Data extracted from a collection
################
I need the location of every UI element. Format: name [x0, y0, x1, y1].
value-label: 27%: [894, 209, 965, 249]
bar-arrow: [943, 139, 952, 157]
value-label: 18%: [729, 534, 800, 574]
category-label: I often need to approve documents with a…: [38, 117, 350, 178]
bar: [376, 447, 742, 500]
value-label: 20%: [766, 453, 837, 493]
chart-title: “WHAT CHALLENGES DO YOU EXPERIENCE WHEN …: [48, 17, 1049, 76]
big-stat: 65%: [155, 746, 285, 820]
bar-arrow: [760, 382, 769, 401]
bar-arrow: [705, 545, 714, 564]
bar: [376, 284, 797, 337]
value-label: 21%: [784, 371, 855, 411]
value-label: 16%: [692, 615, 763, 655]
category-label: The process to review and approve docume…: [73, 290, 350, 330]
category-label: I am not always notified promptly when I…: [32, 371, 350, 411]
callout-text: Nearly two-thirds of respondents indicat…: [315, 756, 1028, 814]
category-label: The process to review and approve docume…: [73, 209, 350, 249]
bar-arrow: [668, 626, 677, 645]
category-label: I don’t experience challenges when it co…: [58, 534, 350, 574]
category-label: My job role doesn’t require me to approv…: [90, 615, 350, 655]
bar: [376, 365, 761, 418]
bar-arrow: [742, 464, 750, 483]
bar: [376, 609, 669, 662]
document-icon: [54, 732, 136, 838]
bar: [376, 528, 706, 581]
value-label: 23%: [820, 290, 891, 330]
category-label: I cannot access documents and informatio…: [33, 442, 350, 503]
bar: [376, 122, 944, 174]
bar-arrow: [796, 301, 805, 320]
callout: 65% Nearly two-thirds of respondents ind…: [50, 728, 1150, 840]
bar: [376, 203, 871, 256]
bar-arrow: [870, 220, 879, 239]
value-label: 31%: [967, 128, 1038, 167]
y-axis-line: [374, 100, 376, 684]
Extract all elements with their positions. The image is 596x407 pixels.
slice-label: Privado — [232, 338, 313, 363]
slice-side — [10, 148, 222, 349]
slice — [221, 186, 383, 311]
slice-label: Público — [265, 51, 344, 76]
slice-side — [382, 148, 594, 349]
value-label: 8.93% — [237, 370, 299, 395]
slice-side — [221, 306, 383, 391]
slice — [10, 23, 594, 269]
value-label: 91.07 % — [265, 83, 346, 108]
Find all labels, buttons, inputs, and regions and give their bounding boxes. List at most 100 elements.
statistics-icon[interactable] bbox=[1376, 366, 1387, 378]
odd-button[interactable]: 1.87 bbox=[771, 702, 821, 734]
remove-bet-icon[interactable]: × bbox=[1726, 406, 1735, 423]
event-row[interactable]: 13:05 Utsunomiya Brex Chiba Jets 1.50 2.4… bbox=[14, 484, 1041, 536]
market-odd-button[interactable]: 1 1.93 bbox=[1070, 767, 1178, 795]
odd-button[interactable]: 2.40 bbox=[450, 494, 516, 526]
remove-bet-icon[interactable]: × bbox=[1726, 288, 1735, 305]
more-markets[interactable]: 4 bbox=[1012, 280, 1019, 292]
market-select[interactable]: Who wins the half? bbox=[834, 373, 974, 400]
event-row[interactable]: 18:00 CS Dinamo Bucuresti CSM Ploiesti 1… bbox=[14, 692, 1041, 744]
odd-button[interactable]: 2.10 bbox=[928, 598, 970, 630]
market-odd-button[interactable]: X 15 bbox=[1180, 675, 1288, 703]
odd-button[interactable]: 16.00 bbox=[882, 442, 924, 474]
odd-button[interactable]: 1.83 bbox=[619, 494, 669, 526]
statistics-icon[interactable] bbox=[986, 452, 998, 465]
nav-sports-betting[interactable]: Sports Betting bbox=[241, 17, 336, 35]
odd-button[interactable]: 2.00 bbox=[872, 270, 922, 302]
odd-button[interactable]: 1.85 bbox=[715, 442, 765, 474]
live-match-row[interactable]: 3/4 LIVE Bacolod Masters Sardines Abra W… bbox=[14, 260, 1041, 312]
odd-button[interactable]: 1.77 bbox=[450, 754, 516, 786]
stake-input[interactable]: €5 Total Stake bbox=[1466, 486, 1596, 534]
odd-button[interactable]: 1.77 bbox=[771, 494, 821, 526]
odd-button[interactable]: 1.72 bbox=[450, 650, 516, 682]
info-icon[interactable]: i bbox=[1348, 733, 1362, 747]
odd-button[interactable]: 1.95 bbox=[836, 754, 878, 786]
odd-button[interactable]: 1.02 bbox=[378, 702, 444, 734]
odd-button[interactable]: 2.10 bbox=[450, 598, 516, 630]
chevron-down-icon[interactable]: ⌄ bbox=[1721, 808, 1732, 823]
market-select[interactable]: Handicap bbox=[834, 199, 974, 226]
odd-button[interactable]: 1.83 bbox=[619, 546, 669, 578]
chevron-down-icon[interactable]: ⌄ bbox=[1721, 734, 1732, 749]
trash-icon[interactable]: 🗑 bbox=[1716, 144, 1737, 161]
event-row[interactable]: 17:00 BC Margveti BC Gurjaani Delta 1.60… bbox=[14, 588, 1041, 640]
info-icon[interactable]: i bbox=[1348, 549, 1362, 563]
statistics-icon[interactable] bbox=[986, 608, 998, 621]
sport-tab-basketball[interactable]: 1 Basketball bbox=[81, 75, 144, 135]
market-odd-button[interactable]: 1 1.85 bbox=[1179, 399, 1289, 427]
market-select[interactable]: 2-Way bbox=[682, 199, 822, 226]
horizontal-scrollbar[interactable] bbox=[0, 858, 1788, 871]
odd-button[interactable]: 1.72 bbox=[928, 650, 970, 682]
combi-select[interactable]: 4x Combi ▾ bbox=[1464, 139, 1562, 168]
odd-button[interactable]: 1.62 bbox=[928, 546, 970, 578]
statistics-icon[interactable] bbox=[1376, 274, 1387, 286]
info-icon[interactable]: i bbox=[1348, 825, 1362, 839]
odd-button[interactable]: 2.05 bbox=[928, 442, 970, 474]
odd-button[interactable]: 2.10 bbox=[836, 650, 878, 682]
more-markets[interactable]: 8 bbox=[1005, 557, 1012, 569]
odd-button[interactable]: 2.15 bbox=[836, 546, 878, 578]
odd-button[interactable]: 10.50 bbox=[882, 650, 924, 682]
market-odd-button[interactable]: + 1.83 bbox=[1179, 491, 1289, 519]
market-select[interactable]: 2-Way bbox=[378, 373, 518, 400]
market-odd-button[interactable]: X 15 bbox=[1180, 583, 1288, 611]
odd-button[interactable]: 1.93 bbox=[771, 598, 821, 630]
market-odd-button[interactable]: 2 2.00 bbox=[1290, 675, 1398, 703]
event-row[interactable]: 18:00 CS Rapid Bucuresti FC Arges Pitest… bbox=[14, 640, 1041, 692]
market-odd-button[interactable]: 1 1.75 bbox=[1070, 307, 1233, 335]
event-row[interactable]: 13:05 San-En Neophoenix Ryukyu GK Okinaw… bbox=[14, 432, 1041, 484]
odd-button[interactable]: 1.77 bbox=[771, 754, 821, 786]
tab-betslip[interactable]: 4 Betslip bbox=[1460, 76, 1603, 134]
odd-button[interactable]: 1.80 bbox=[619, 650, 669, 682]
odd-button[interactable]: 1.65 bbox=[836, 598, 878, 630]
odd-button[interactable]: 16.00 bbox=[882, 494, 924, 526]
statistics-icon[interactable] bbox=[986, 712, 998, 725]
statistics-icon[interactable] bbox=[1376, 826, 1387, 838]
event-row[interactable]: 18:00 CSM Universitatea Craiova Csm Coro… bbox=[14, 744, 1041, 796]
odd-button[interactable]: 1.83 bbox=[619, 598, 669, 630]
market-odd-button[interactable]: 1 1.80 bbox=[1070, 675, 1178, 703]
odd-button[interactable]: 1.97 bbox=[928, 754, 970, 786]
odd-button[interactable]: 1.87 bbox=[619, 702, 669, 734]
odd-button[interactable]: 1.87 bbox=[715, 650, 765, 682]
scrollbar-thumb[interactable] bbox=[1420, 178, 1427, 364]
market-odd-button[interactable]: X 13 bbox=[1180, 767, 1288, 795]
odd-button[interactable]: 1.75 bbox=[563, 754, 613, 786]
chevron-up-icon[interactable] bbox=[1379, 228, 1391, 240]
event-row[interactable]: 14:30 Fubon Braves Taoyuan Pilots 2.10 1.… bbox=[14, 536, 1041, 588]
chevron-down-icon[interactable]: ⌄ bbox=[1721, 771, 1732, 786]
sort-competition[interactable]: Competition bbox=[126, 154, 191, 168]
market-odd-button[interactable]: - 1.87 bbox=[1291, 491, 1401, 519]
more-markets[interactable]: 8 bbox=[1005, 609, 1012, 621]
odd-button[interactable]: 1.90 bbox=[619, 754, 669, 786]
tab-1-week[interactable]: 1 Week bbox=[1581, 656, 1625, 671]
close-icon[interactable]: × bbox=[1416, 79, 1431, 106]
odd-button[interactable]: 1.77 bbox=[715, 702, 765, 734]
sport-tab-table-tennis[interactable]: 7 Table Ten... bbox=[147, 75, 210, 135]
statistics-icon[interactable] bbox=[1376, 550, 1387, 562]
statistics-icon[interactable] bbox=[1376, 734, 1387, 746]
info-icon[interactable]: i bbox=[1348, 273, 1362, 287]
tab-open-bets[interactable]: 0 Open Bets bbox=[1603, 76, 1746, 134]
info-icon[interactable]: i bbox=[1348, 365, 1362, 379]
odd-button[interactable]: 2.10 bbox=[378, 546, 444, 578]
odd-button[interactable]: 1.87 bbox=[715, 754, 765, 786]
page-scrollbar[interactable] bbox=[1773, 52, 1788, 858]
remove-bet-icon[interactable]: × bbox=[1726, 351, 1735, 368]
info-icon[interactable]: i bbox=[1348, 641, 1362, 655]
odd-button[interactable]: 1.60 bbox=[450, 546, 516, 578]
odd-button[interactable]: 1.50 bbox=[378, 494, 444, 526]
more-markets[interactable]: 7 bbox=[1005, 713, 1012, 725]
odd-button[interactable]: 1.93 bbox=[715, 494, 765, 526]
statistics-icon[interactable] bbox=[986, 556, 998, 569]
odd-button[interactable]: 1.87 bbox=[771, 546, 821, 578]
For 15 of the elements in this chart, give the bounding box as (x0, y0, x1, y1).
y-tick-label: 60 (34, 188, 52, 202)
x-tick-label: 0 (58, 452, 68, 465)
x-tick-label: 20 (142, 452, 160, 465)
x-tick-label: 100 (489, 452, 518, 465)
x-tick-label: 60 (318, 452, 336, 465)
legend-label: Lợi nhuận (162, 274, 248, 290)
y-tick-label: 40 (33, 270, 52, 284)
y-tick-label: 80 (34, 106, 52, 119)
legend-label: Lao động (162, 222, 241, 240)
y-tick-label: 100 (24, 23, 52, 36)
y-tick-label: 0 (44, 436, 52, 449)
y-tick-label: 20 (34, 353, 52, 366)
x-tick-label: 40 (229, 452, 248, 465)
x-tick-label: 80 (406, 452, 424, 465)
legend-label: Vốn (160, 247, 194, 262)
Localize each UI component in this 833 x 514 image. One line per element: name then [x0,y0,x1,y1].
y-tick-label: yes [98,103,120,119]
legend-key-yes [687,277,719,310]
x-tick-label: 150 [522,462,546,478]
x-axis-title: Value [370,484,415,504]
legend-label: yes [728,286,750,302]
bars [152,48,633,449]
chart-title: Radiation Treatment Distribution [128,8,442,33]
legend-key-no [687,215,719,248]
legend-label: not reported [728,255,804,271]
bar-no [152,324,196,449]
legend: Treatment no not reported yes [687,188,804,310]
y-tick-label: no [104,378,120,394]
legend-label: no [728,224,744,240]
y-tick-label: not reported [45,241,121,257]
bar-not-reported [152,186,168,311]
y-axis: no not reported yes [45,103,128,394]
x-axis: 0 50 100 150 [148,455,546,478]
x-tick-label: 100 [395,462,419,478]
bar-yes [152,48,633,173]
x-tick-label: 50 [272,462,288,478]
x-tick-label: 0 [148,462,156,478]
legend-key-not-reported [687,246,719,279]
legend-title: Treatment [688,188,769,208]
################
● **EXERCISE TASK**: Reproduce word for word the stretch of the records from their very start through the line that contains "bar-arrow: [668, 626, 677, 645]", with that line included.

● **EXERCISE ANSWER**:
I need the location of every UI element. Format: name [x0, y0, x1, y1].
value-label: 27%: [894, 209, 965, 249]
bar-arrow: [943, 139, 952, 157]
value-label: 18%: [729, 534, 800, 574]
category-label: I often need to approve documents with a…: [38, 117, 350, 178]
bar: [376, 447, 742, 500]
value-label: 20%: [766, 453, 837, 493]
chart-title: “WHAT CHALLENGES DO YOU EXPERIENCE WHEN …: [48, 17, 1049, 76]
big-stat: 65%: [155, 746, 285, 820]
bar-arrow: [760, 382, 769, 401]
bar-arrow: [705, 545, 714, 564]
bar: [376, 284, 797, 337]
value-label: 21%: [784, 371, 855, 411]
value-label: 16%: [692, 615, 763, 655]
category-label: The process to review and approve docume…: [73, 290, 350, 330]
category-label: I am not always notified promptly when I…: [32, 371, 350, 411]
callout-text: Nearly two-thirds of respondents indicat…: [315, 756, 1028, 814]
category-label: The process to review and approve docume…: [73, 209, 350, 249]
bar-arrow: [668, 626, 677, 645]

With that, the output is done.